>> Begin

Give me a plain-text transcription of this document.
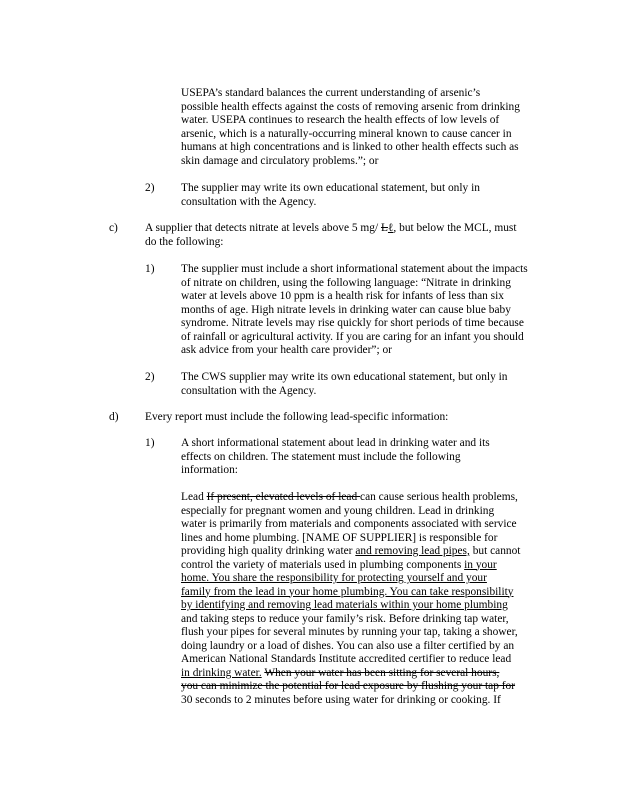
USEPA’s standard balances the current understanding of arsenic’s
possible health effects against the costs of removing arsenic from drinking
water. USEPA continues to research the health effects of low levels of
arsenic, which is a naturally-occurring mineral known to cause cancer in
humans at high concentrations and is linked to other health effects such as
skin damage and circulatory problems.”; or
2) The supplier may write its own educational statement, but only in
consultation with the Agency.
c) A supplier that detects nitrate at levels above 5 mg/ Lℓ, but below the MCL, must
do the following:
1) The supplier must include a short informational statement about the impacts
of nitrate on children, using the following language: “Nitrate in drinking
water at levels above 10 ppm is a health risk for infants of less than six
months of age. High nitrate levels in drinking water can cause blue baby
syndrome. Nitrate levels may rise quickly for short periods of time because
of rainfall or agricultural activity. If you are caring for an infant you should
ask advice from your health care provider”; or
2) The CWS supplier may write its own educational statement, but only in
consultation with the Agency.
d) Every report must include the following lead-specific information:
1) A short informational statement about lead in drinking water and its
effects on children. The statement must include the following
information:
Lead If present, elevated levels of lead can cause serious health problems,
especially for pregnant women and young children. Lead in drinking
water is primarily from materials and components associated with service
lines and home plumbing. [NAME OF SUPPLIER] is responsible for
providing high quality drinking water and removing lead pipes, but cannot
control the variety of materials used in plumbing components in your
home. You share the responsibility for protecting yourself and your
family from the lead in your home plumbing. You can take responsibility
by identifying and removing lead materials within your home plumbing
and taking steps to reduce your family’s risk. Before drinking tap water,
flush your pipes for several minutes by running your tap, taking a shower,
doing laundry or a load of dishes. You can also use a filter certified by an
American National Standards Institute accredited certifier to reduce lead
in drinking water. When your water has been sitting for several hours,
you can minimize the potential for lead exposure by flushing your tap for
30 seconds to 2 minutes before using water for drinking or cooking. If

>> End

• Requirements
Word for word, quote the full listing, omitting every picture.

• Final answer
Give me a plain-text transcription of this document.
USEPA’s standard balances the current understanding of arsenic’s
possible health effects against the costs of removing arsenic from drinking
water. USEPA continues to research the health effects of low levels of
arsenic, which is a naturally-occurring mineral known to cause cancer in
humans at high concentrations and is linked to other health effects such as
skin damage and circulatory problems.”; or
2) The supplier may write its own educational statement, but only in
consultation with the Agency.
c) A supplier that detects nitrate at levels above 5 mg/ Lℓ, but below the MCL, must
do the following:
1) The supplier must include a short informational statement about the impacts
of nitrate on children, using the following language: “Nitrate in drinking
water at levels above 10 ppm is a health risk for infants of less than six
months of age. High nitrate levels in drinking water can cause blue baby
syndrome. Nitrate levels may rise quickly for short periods of time because
of rainfall or agricultural activity. If you are caring for an infant you should
ask advice from your health care provider”; or
2) The CWS supplier may write its own educational statement, but only in
consultation with the Agency.
d) Every report must include the following lead-specific information:
1) A short informational statement about lead in drinking water and its
effects on children. The statement must include the following
information:
Lead If present, elevated levels of lead can cause serious health problems,
especially for pregnant women and young children. Lead in drinking
water is primarily from materials and components associated with service
lines and home plumbing. [NAME OF SUPPLIER] is responsible for
providing high quality drinking water and removing lead pipes, but cannot
control the variety of materials used in plumbing components in your
home. You share the responsibility for protecting yourself and your
family from the lead in your home plumbing. You can take responsibility
by identifying and removing lead materials within your home plumbing
and taking steps to reduce your family’s risk. Before drinking tap water,
flush your pipes for several minutes by running your tap, taking a shower,
doing laundry or a load of dishes. You can also use a filter certified by an
American National Standards Institute accredited certifier to reduce lead
in drinking water. When your water has been sitting for several hours,
you can minimize the potential for lead exposure by flushing your tap for
30 seconds to 2 minutes before using water for drinking or cooking. If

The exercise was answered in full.